# Supplied data

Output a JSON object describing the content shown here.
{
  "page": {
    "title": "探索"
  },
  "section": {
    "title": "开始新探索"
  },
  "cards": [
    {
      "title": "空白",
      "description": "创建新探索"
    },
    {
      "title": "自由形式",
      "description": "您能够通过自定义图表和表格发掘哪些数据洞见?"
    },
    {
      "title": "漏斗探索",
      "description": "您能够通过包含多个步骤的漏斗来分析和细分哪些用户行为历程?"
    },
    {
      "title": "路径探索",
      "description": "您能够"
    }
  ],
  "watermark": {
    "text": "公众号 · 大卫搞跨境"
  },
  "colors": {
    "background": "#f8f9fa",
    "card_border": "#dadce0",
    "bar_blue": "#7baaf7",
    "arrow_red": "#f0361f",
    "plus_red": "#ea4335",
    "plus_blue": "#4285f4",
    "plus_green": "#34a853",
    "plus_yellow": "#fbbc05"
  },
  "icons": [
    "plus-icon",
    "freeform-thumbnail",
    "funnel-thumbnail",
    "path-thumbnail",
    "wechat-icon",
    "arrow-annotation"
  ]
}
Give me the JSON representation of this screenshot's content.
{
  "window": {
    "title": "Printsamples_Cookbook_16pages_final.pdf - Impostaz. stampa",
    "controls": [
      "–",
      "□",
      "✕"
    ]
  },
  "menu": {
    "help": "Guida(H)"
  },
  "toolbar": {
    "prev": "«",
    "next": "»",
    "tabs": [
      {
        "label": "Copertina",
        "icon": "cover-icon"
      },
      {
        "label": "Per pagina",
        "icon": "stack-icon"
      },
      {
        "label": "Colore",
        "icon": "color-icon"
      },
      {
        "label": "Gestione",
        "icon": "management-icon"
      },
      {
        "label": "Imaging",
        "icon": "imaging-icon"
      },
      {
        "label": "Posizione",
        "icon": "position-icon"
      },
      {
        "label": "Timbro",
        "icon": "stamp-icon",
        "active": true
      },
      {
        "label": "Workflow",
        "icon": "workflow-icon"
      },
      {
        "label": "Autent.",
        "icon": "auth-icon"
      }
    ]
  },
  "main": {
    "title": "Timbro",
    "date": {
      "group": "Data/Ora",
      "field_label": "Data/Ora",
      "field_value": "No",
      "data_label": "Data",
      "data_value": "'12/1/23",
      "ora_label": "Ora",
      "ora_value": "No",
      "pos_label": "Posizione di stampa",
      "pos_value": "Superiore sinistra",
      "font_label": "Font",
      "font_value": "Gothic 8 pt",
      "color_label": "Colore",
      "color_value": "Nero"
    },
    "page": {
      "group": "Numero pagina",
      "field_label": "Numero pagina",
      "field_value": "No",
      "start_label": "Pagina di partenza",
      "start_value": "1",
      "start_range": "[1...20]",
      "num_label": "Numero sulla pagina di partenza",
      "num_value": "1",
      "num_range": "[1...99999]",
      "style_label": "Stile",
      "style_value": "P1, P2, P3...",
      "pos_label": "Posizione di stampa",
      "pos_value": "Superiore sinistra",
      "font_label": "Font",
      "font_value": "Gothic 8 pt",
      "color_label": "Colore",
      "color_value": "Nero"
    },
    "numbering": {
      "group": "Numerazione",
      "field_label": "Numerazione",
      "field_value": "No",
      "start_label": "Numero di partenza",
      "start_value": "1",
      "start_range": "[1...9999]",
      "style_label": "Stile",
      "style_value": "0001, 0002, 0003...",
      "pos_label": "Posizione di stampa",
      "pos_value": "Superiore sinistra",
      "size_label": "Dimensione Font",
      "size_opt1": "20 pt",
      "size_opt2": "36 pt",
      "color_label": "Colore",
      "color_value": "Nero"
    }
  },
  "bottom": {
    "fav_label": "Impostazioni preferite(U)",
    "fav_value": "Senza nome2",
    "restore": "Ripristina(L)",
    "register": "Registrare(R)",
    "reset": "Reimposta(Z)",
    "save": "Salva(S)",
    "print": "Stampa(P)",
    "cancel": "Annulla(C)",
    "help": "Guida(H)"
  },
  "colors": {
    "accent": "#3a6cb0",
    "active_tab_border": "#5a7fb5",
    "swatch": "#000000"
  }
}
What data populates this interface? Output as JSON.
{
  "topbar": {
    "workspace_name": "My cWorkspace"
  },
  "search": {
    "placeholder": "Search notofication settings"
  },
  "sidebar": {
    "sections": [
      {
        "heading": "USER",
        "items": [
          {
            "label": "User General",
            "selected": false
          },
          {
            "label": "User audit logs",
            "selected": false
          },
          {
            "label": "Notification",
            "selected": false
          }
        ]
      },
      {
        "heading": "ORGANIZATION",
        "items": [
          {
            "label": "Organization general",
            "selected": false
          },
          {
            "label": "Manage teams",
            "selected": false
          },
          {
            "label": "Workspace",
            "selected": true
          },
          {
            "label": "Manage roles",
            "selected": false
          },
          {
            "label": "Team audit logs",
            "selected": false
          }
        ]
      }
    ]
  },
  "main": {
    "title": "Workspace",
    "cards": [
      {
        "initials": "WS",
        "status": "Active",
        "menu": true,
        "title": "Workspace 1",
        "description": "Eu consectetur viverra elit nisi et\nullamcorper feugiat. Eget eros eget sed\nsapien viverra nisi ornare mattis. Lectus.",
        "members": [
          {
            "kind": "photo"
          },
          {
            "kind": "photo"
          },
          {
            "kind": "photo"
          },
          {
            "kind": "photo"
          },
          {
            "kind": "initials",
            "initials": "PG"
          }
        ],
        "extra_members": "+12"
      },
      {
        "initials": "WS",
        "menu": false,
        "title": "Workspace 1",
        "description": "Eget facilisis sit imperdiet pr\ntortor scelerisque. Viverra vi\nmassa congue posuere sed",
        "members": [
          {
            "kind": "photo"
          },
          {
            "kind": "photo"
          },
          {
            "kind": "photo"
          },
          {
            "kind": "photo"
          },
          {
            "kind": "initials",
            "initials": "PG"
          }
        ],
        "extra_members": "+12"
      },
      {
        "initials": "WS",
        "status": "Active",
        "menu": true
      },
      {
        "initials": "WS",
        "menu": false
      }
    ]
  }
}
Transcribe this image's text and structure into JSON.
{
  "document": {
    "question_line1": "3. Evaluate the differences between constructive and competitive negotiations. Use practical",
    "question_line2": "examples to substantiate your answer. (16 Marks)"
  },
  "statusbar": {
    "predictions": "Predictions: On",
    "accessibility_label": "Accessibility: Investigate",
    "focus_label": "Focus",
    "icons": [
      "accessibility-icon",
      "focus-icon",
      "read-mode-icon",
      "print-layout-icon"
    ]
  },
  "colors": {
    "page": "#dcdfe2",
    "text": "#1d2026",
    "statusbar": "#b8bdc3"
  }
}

# Task details
Return every entry exactly as given.

# Exercise output
Output a JSON object describing the content shown here.
{
  "page": {
    "title": "探索"
  },
  "section": {
    "title": "开始新探索"
  },
  "cards": [
    {
      "title": "空白",
      "description": "创建新探索"
    },
    {
      "title": "自由形式",
      "description": "您能够通过自定义图表和表格发掘哪些数据洞见?"
    },
    {
      "title": "漏斗探索",
      "description": "您能够通过包含多个步骤的漏斗来分析和细分哪些用户行为历程?"
    },
    {
      "title": "路径探索",
      "description": "您能够"
    }
  ],
  "watermark": {
    "text": "公众号 · 大卫搞跨境"
  },
  "colors": {
    "background": "#f8f9fa",
    "card_border": "#dadce0",
    "bar_blue": "#7baaf7",
    "arrow_red": "#f0361f",
    "plus_red": "#ea4335",
    "plus_blue": "#4285f4",
    "plus_green": "#34a853",
    "plus_yellow": "#fbbc05"
  },
  "icons": [
    "plus-icon",
    "freeform-thumbnail",
    "funnel-thumbnail",
    "path-thumbnail",
    "wechat-icon",
    "arrow-annotation"
  ]
}
Give me the JSON representation of this screenshot's content.
{
  "window": {
    "title": "Printsamples_Cookbook_16pages_final.pdf - Impostaz. stampa",
    "controls": [
      "–",
      "□",
      "✕"
    ]
  },
  "menu": {
    "help": "Guida(H)"
  },
  "toolbar": {
    "prev": "«",
    "next": "»",
    "tabs": [
      {
        "label": "Copertina",
        "icon": "cover-icon"
      },
      {
        "label": "Per pagina",
        "icon": "stack-icon"
      },
      {
        "label": "Colore",
        "icon": "color-icon"
      },
      {
        "label": "Gestione",
        "icon": "management-icon"
      },
      {
        "label": "Imaging",
        "icon": "imaging-icon"
      },
      {
        "label": "Posizione",
        "icon": "position-icon"
      },
      {
        "label": "Timbro",
        "icon": "stamp-icon",
        "active": true
      },
      {
        "label": "Workflow",
        "icon": "workflow-icon"
      },
      {
        "label": "Autent.",
        "icon": "auth-icon"
      }
    ]
  },
  "main": {
    "title": "Timbro",
    "date": {
      "group": "Data/Ora",
      "field_label": "Data/Ora",
      "field_value": "No",
      "data_label": "Data",
      "data_value": "'12/1/23",
      "ora_label": "Ora",
      "ora_value": "No",
      "pos_label": "Posizione di stampa",
      "pos_value": "Superiore sinistra",
      "font_label": "Font",
      "font_value": "Gothic 8 pt",
      "color_label": "Colore",
      "color_value": "Nero"
    },
    "page": {
      "group": "Numero pagina",
      "field_label": "Numero pagina",
      "field_value": "No",
      "start_label": "Pagina di partenza",
      "start_value": "1",
      "start_range": "[1...20]",
      "num_label": "Numero sulla pagina di partenza",
      "num_value": "1",
      "num_range": "[1...99999]",
      "style_label": "Stile",
      "style_value": "P1, P2, P3...",
      "pos_label": "Posizione di stampa",
      "pos_value": "Superiore sinistra",
      "font_label": "Font",
      "font_value": "Gothic 8 pt",
      "color_label": "Colore",
      "color_value": "Nero"
    },
    "numbering": {
      "group": "Numerazione",
      "field_label": "Numerazione",
      "field_value": "No",
      "start_label": "Numero di partenza",
      "start_value": "1",
      "start_range": "[1...9999]",
      "style_label": "Stile",
      "style_value": "0001, 0002, 0003...",
      "pos_label": "Posizione di stampa",
      "pos_value": "Superiore sinistra",
      "size_label": "Dimensione Font",
      "size_opt1": "20 pt",
      "size_opt2": "36 pt",
      "color_label": "Colore",
      "color_value": "Nero"
    }
  },
  "bottom": {
    "fav_label": "Impostazioni preferite(U)",
    "fav_value": "Senza nome2",
    "restore": "Ripristina(L)",
    "register": "Registrare(R)",
    "reset": "Reimposta(Z)",
    "save": "Salva(S)",
    "print": "Stampa(P)",
    "cancel": "Annulla(C)",
    "help": "Guida(H)"
  },
  "colors": {
    "accent": "#3a6cb0",
    "active_tab_border": "#5a7fb5",
    "swatch": "#000000"
  }
}
What data populates this interface? Output as JSON.
{
  "topbar": {
    "workspace_name": "My cWorkspace"
  },
  "search": {
    "placeholder": "Search notofication settings"
  },
  "sidebar": {
    "sections": [
      {
        "heading": "USER",
        "items": [
          {
            "label": "User General",
            "selected": false
          },
          {
            "label": "User audit logs",
            "selected": false
          },
          {
            "label": "Notification",
            "selected": false
          }
        ]
      },
      {
        "heading": "ORGANIZATION",
        "items": [
          {
            "label": "Organization general",
            "selected": false
          },
          {
            "label": "Manage teams",
            "selected": false
          },
          {
            "label": "Workspace",
            "selected": true
          },
          {
            "label": "Manage roles",
            "selected": false
          },
          {
            "label": "Team audit logs",
            "selected": false
          }
        ]
      }
    ]
  },
  "main": {
    "title": "Workspace",
    "cards": [
      {
        "initials": "WS",
        "status": "Active",
        "menu": true,
        "title": "Workspace 1",
        "description": "Eu consectetur viverra elit nisi et\nullamcorper feugiat. Eget eros eget sed\nsapien viverra nisi ornare mattis. Lectus.",
        "members": [
          {
            "kind": "photo"
          },
          {
            "kind": "photo"
          },
          {
            "kind": "photo"
          },
          {
            "kind": "photo"
          },
          {
            "kind": "initials",
            "initials": "PG"
          }
        ],
        "extra_members": "+12"
      },
      {
        "initials": "WS",
        "menu": false,
        "title": "Workspace 1",
        "description": "Eget facilisis sit imperdiet pr\ntortor scelerisque. Viverra vi\nmassa congue posuere sed",
        "members": [
          {
            "kind": "photo"
          },
          {
            "kind": "photo"
          },
          {
            "kind": "photo"
          },
          {
            "kind": "photo"
          },
          {
            "kind": "initials",
            "initials": "PG"
          }
        ],
        "extra_members": "+12"
      },
      {
        "initials": "WS",
        "status": "Active",
        "menu": true
      },
      {
        "initials": "WS",
        "menu": false
      }
    ]
  }
}
Transcribe this image's text and structure into JSON.
{
  "document": {
    "question_line1": "3. Evaluate the differences between constructive and competitive negotiations. Use practical",
    "question_line2": "examples to substantiate your answer. (16 Marks)"
  },
  "statusbar": {
    "predictions": "Predictions: On",
    "accessibility_label": "Accessibility: Investigate",
    "focus_label": "Focus",
    "icons": [
      "accessibility-icon",
      "focus-icon",
      "read-mode-icon",
      "print-layout-icon"
    ]
  },
  "colors": {
    "page": "#dcdfe2",
    "text": "#1d2026",
    "statusbar": "#b8bdc3"
  }
}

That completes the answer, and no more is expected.